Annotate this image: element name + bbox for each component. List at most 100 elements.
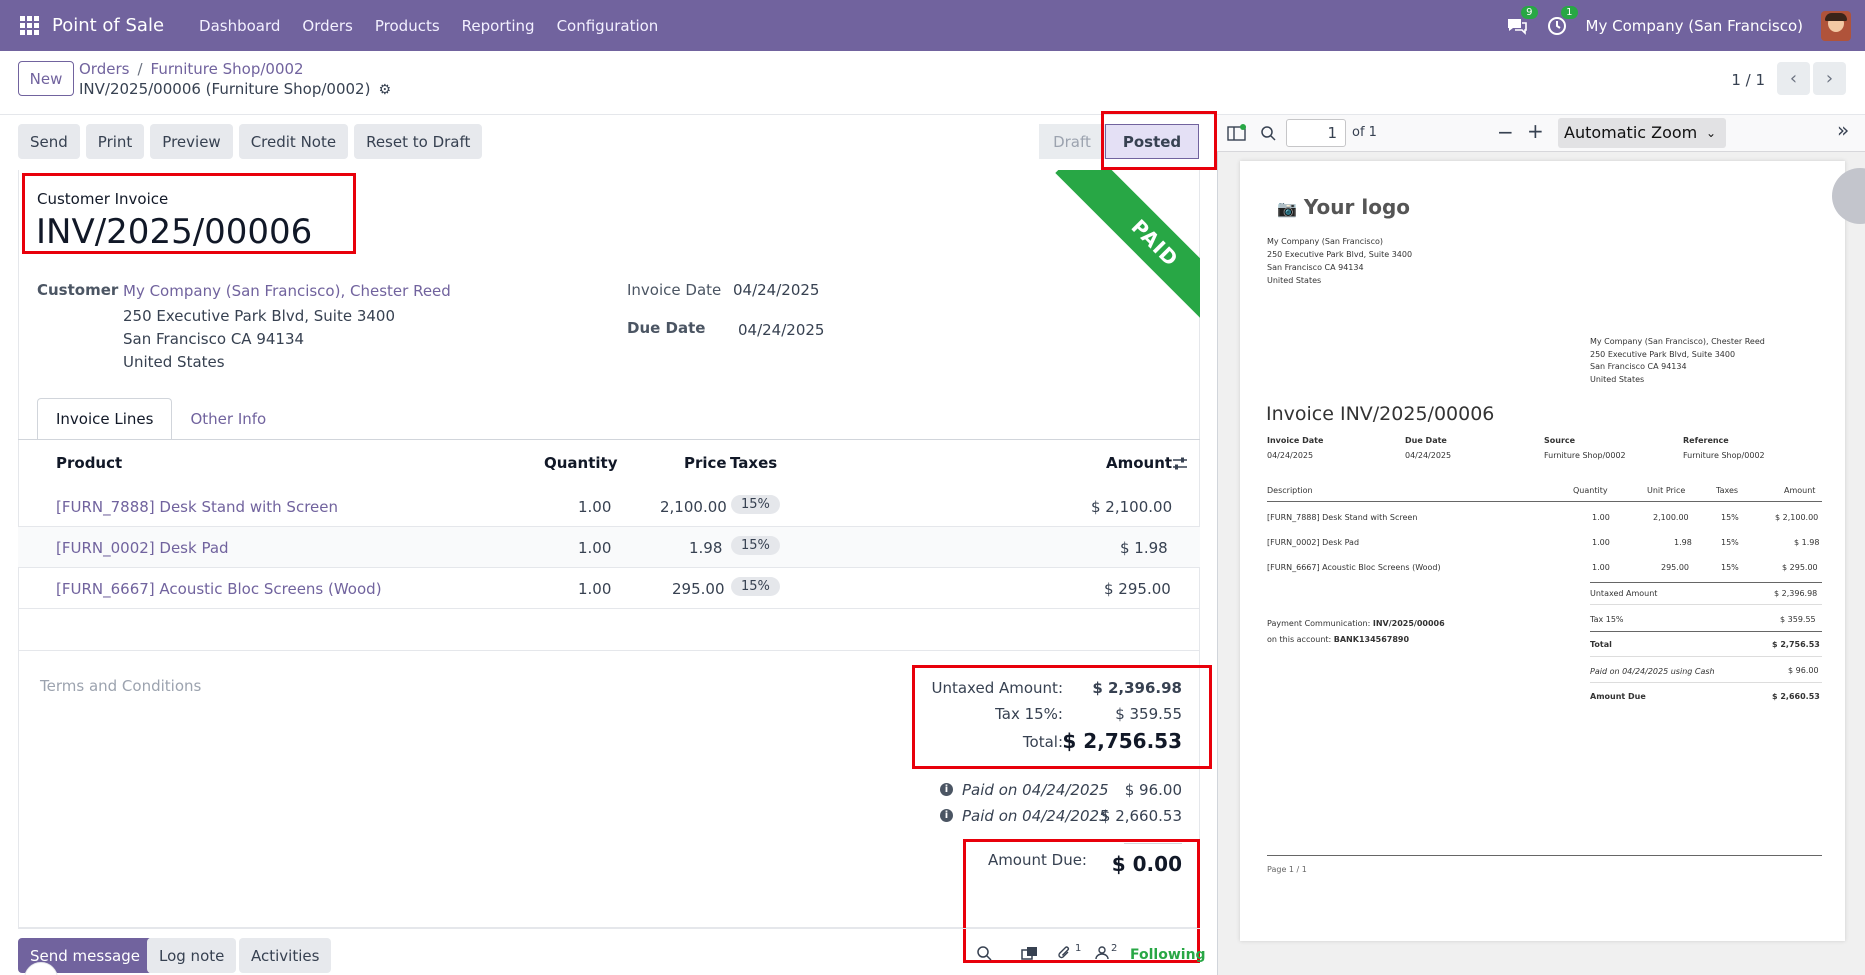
pdf-header-amount: Amount <box>1784 486 1816 495</box>
terms-and-conditions-field[interactable]: Terms and Conditions <box>40 677 202 695</box>
due-date-field[interactable]: 04/24/2025 <box>738 321 825 339</box>
pager-previous-button[interactable]: ‹ <box>1777 62 1810 95</box>
zoom-out-icon[interactable]: − <box>1497 120 1514 144</box>
pdf-line-taxes: 15% <box>1721 538 1739 547</box>
document-type: Customer Invoice <box>37 190 169 208</box>
payment-amount: $ 2,660.53 <box>1100 807 1182 825</box>
untaxed-amount-value: $ 2,396.98 <box>1092 679 1182 697</box>
optional-columns-icon[interactable] <box>1172 456 1188 476</box>
activities-count-badge: 1 <box>1561 5 1578 19</box>
following-toggle[interactable]: Following <box>1130 947 1206 963</box>
pager-value[interactable]: 1 / 1 <box>1731 71 1765 89</box>
product-link[interactable]: [FURN_0002] Desk Pad <box>56 539 229 557</box>
apps-menu-icon[interactable] <box>20 15 40 36</box>
amount-due-divider <box>1124 843 1182 844</box>
menu-item-products[interactable]: Products <box>374 16 440 35</box>
pdf-total-value: $ 359.55 <box>1780 615 1816 624</box>
payment-info-icon[interactable]: i <box>940 783 953 796</box>
invoice-date-label: Invoice Date <box>627 281 722 299</box>
amount-due-value: $ 0.00 <box>1111 852 1182 876</box>
pdf-company-line: San Francisco CA 94134 <box>1267 263 1364 272</box>
table-row[interactable]: [FURN_6667] Acoustic Bloc Screens (Wood)… <box>18 568 1200 609</box>
pdf-meta-value: Furniture Shop/0002 <box>1544 451 1626 460</box>
pdf-total-value: $ 96.00 <box>1788 666 1819 675</box>
print-button[interactable]: Print <box>85 124 145 159</box>
activities-button[interactable]: Activities <box>239 938 332 973</box>
pdf-total-label: Tax 15% <box>1590 615 1624 624</box>
menu-item-orders[interactable]: Orders <box>302 16 353 35</box>
tab-other-info[interactable]: Other Info <box>190 410 267 428</box>
payment-label: Paid on 04/24/2025 <box>962 781 1109 799</box>
menu-item-configuration[interactable]: Configuration <box>556 16 659 35</box>
notebook-tabs: Invoice Lines Other Info <box>37 398 284 440</box>
highlight-box-title <box>22 173 356 254</box>
chatter-divider <box>18 928 1200 929</box>
column-header-quantity[interactable]: Quantity <box>544 454 618 472</box>
gear-icon[interactable]: ⚙ <box>378 82 392 98</box>
pdf-line-description: [FURN_6667] Acoustic Bloc Screens (Wood) <box>1267 563 1441 572</box>
open-in-fullscreen-icon[interactable] <box>1021 946 1039 964</box>
customer-address-line1: 250 Executive Park Blvd, Suite 3400 <box>123 307 396 325</box>
pdf-totals-rule <box>1590 656 1822 657</box>
new-button[interactable]: New <box>18 61 74 96</box>
tab-invoice-lines[interactable]: Invoice Lines <box>37 398 173 440</box>
column-header-price[interactable]: Price <box>684 454 727 472</box>
chatter-search-icon[interactable] <box>976 945 992 965</box>
highlight-box-totals <box>912 665 1212 769</box>
credit-note-button[interactable]: Credit Note <box>238 124 349 159</box>
status-posted[interactable]: Posted <box>1105 124 1199 159</box>
price-cell: 1.98 <box>689 539 723 557</box>
tax-value: $ 359.55 <box>1115 705 1182 723</box>
table-row[interactable]: [FURN_0002] Desk Pad 1.00 1.98 15% $ 1.9… <box>18 527 1200 568</box>
preview-button[interactable]: Preview <box>150 124 233 159</box>
product-link[interactable]: [FURN_6667] Acoustic Bloc Screens (Wood) <box>56 580 382 598</box>
pdf-line-unit-price: 1.98 <box>1674 538 1692 547</box>
column-header-amount[interactable]: Amount <box>1106 454 1173 472</box>
page-count-label: of 1 <box>1352 125 1377 140</box>
pdf-search-icon[interactable] <box>1260 125 1276 145</box>
pdf-meta-value: 04/24/2025 <box>1405 451 1452 460</box>
zoom-select-value: Automatic Zoom <box>1564 123 1698 142</box>
invoice-date-field[interactable]: 04/24/2025 <box>733 281 820 299</box>
followers-icon[interactable] <box>1094 946 1110 964</box>
payment-amount: $ 96.00 <box>1124 781 1182 799</box>
menu-item-reporting[interactable]: Reporting <box>461 16 535 35</box>
company-switcher[interactable]: My Company (San Francisco) <box>1585 16 1803 35</box>
customer-name-link[interactable]: My Company (San Francisco), Chester Reed <box>123 282 451 300</box>
pdf-company-line: My Company (San Francisco) <box>1267 237 1383 246</box>
breadcrumb-orders[interactable]: Orders <box>79 60 130 78</box>
highlight-box-status <box>1101 111 1217 170</box>
sidebar-toggle-icon[interactable] <box>1227 124 1247 146</box>
page-number-input[interactable]: 1 <box>1286 119 1346 147</box>
user-avatar[interactable] <box>1821 10 1851 41</box>
table-row[interactable]: [FURN_7888] Desk Stand with Screen 1.00 … <box>18 486 1200 527</box>
column-header-taxes[interactable]: Taxes <box>730 454 778 472</box>
pdf-line-taxes: 15% <box>1721 563 1739 572</box>
reset-to-draft-button[interactable]: Reset to Draft <box>354 124 483 159</box>
status-draft[interactable]: Draft <box>1039 124 1105 159</box>
pdf-page <box>1240 161 1845 941</box>
activity-clock-icon[interactable]: 1 <box>1546 5 1578 37</box>
breadcrumb-order[interactable]: Furniture Shop/0002 <box>150 60 304 78</box>
pdf-meta-value: Furniture Shop/0002 <box>1683 451 1765 460</box>
pdf-total-value: $ 2,660.53 <box>1772 692 1820 701</box>
attachments-icon[interactable] <box>1057 945 1071 964</box>
payment-info-icon[interactable]: i <box>940 809 953 822</box>
app-name[interactable]: Point of Sale <box>52 15 165 36</box>
price-cell: 2,100.00 <box>660 498 727 516</box>
messaging-icon[interactable]: 9 <box>1506 5 1538 37</box>
log-note-button[interactable]: Log note <box>147 938 237 973</box>
highlight-box-amount-due <box>963 839 1200 963</box>
navbar-systray: 9 1 My Company (San Francisco) <box>1506 0 1851 51</box>
pdf-account-value: BANK134567890 <box>1333 635 1410 644</box>
more-tools-icon[interactable]: » <box>1837 118 1850 142</box>
product-link[interactable]: [FURN_7888] Desk Stand with Screen <box>56 498 338 516</box>
pdf-totals-rule <box>1590 604 1822 605</box>
send-button[interactable]: Send <box>18 124 80 159</box>
zoom-select[interactable]: Automatic Zoom ⌄ <box>1558 118 1726 148</box>
column-header-product[interactable]: Product <box>56 454 123 472</box>
zoom-in-icon[interactable]: + <box>1527 119 1544 143</box>
pdf-header-unit-price: Unit Price <box>1647 486 1686 495</box>
pager-next-button[interactable]: › <box>1813 62 1846 95</box>
menu-item-dashboard[interactable]: Dashboard <box>199 16 281 35</box>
------
REQUIREMENTS: Arrange the lines above as a JSON list of strings, one string per line, leaving out blank lines and the picture.

PROBLEM SOLUTION:
[
  "Annotate this image: element name + bbox for each component. List at most 100 elements.",
  "pdf-header-amount: Amount <box>1784 486 1816 495</box>",
  "terms-and-conditions-field[interactable]: Terms and Conditions <box>40 677 202 695</box>",
  "due-date-field[interactable]: 04/24/2025 <box>738 321 825 339</box>",
  "pager-previous-button[interactable]: ‹ <box>1777 62 1810 95</box>",
  "zoom-out-icon[interactable]: − <box>1497 120 1514 144</box>",
  "pdf-line-taxes: 15% <box>1721 538 1739 547</box>",
  "document-type: Customer Invoice <box>37 190 169 208</box>",
  "payment-amount: $ 2,660.53 <box>1100 807 1182 825</box>",
  "untaxed-amount-value: $ 2,396.98 <box>1092 679 1182 697</box>",
  "optional-columns-icon[interactable] <box>1172 456 1188 476</box>",
  "activities-count-badge: 1 <box>1561 5 1578 19</box>",
  "following-toggle[interactable]: Following <box>1130 947 1206 963</box>",
  "pager-value[interactable]: 1 / 1 <box>1731 71 1765 89</box>",
  "product-link[interactable]: [FURN_0002] Desk Pad <box>56 539 229 557</box>",
  "apps-menu-icon[interactable] <box>20 15 40 36</box>",
  "amount-due-divider <box>1124 843 1182 844</box>",
  "menu-item-products[interactable]: Products <box>374 16 440 35</box>",
  "pdf-total-value: $ 359.55 <box>1780 615 1816 624</box>",
  "payment-info-icon[interactable]: i <box>940 783 953 796</box>",
  "invoice-date-label: Invoice Date <box>627 281 722 299</box>",
  "amount-due-value: $ 0.00 <box>1111 852 1182 876</box>",
  "pdf-company-line: San Francisco CA 94134 <box>1267 263 1364 272</box>",
  "table-row[interactable]: [FURN_6667] Acoustic Bloc Screens (Wood)… <box>18 568 1200 609</box>",
  "pdf-meta-value: Furniture Shop/0002 <box>1544 451 1626 460</box>",
  "pdf-total-value: $ 96.00 <box>1788 666 1819 675</box>",
  "print-button[interactable]: Print <box>85 124 145 159</box>",
  "activities-button[interactable]: Activities <box>239 938 332 973</box>",
  "pdf-total-label: Tax 15% <box>1590 615 1624 624</box>",
  "menu-item-orders[interactable]: Orders <box>302 16 353 35</box>",
  "tab-other-info[interactable]: Other Info <box>190 410 267 428</box>",
  "payment-label: Paid on 04/24/2025 <box>962 781 1109 799</box>",
  "menu-item-configuration[interactable]: Configuration <box>556 16 659 35</box>",
  "notebook-tabs: Invoice Lines Other Info <box>37 398 284 440</box>",
  "highlight-box-title <box>22 173 356 254</box>",
  "chatter-divider <box>18 928 1200 929</box>",
  "column-header-quantity[interactable]: Quantity <box>544 454 618 472</box>",
  "gear-icon[interactable]: ⚙ <box>378 82 392 98</box>",
  "pdf-line-description: [FURN_6667] Acoustic Bloc Screens (Wood) <box>1267 563 1441 572</box>",
  "open-in-fullscreen-icon[interactable] <box>1021 946 1039 964</box>",
  "customer-address-line1: 250 Executive Park Blvd, Suite 3400 <box>123 307 396 325</box>",
  "pdf-totals-rule <box>1590 656 1822 657</box>",
  "new-button[interactable]: New <box>18 61 74 96</box>",
  "tab-invoice-lines[interactable]: Invoice Lines <box>37 398 173 440</box>",
  "column-header-price[interactable]: Price <box>684 454 727 472</box>",
  "chatter-search-icon[interactable] <box>976 945 992 965</box>",
  "highlight-box-totals <box>912 665 1212 769</box>",
  "credit-note-button[interactable]: Credit Note <box>238 124 349 159</box>",
  "status-posted[interactable]: Posted <box>1105 124 1199 159</box>",
  "price-cell: 1.98 <box>689 539 723 557</box>",
  "tax-value: $ 359.55 <box>1115 705 1182 723</box>",
  "table-row[interactable]: [FURN_0002] Desk Pad 1.00 1.98 15% $ 1.9… <box>18 527 1200 568</box>",
  "preview-button[interactable]: Preview <box>150 124 233 159</box>",
  "product-link[interactable]: [FURN_6667] Acoustic Bloc Screens (Wood) <box>56 580 382 598</box>",
  "pdf-line-unit-price: 1.98 <box>1674 538 1692 547</box>",
  "column-header-amount[interactable]: Amount <box>1106 454 1173 472</box>",
  "page-count-label: of 1 <box>1352 125 1377 140</box>",
  "pdf-search-icon[interactable] <box>1260 125 1276 145</box>",
  "pdf-meta-value: 04/24/2025 <box>1405 451 1452 460</box>",
  "zoom-select-value: Automatic Zoom <box>1564 123 1698 142</box>",
  "invoice-date-field[interactable]: 04/24/2025 <box>733 281 820 299</box>",
  "followers-icon[interactable] <box>1094 946 1110 964</box>",
  "payment-amount: $ 96.00 <box>1124 781 1182 799</box>",
  "menu-item-reporting[interactable]: Reporting <box>461 16 535 35</box>",
  "company-switcher[interactable]: My Company (San Francisco) <box>1585 16 1803 35</box>",
  "customer-name-link[interactable]: My Company (San Francisco), Chester Reed <box>123 282 451 300</box>",
  "pdf-company-line: My Company (San Francisco) <box>1267 237 1383 246</box>",
  "breadcrumb-orders[interactable]: Orders <box>79 60 130 78</box>",
  "highlight-box-status <box>1101 111 1217 170</box>",
  "sidebar-toggle-icon[interactable] <box>1227 124 1247 146</box>",
  "page-number-input[interactable]: 1 <box>1286 119 1346 147</box>",
  "user-avatar[interactable] <box>1821 10 1851 41</box>",
  "table-row[interactable]: [FURN_7888] Desk Stand with Screen 1.00 … <box>18 486 1200 527</box>",
  "column-header-taxes[interactable]: Taxes <box>730 454 778 472</box>",
  "pdf-line-taxes: 15% <box>1721 563 1739 572</box>",
  "reset-to-draft-button[interactable]: Reset to Draft <box>354 124 483 159</box>",
  "status-draft[interactable]: Draft <box>1039 124 1105 159</box>",
  "pdf-page <box>1240 161 1845 941</box>",
  "activity-clock-icon[interactable]: 1 <box>1546 5 1578 37</box>",
  "breadcrumb-order[interactable]: Furniture Shop/0002 <box>150 60 304 78</box>",
  "pdf-meta-value: Furniture Shop/0002 <box>1683 451 1765 460</box>",
  "pdf-total-value: $ 2,660.53 <box>1772 692 1820 701</box>",
  "attachments-icon[interactable] <box>1057 945 1071 964</box>",
  "payment-info-icon[interactable]: i <box>940 809 953 822</box>",
  "app-name[interactable]: Point of Sale <box>52 15 165 36</box>",
  "price-cell: 2,100.00 <box>660 498 727 516</box>",
  "messaging-icon[interactable]: 9 <box>1506 5 1538 37</box>",
  "log-note-button[interactable]: Log note <box>147 938 237 973</box>",
  "highlight-box-amount-due <box>963 839 1200 963</box>",
  "navbar-systray: 9 1 My Company (San Francisco) <box>1506 0 1851 51</box>",
  "pdf-account-value: BANK134567890 <box>1333 635 1410 644</box>",
  "more-tools-icon[interactable]: » <box>1837 118 1850 142</box>",
  "product-link[interactable]: [FURN_7888] Desk Stand with Screen <box>56 498 338 516</box>",
  "pdf-totals-rule <box>1590 604 1822 605</box>",
  "send-button[interactable]: Send <box>18 124 80 159</box>",
  "zoom-select[interactable]: Automatic Zoom ⌄ <box>1558 118 1726 148</box>",
  "column-header-product[interactable]: Product <box>56 454 123 472</box>",
  "zoom-in-icon[interactable]: + <box>1527 119 1544 143</box>",
  "pdf-header-unit-price: Unit Price <box>1647 486 1686 495</box>",
  "pager-next-button[interactable]: › <box>1813 62 1846 95</box>",
  "menu-item-dashboard[interactable]: Dashboard <box>199 16 281 35</box>"
]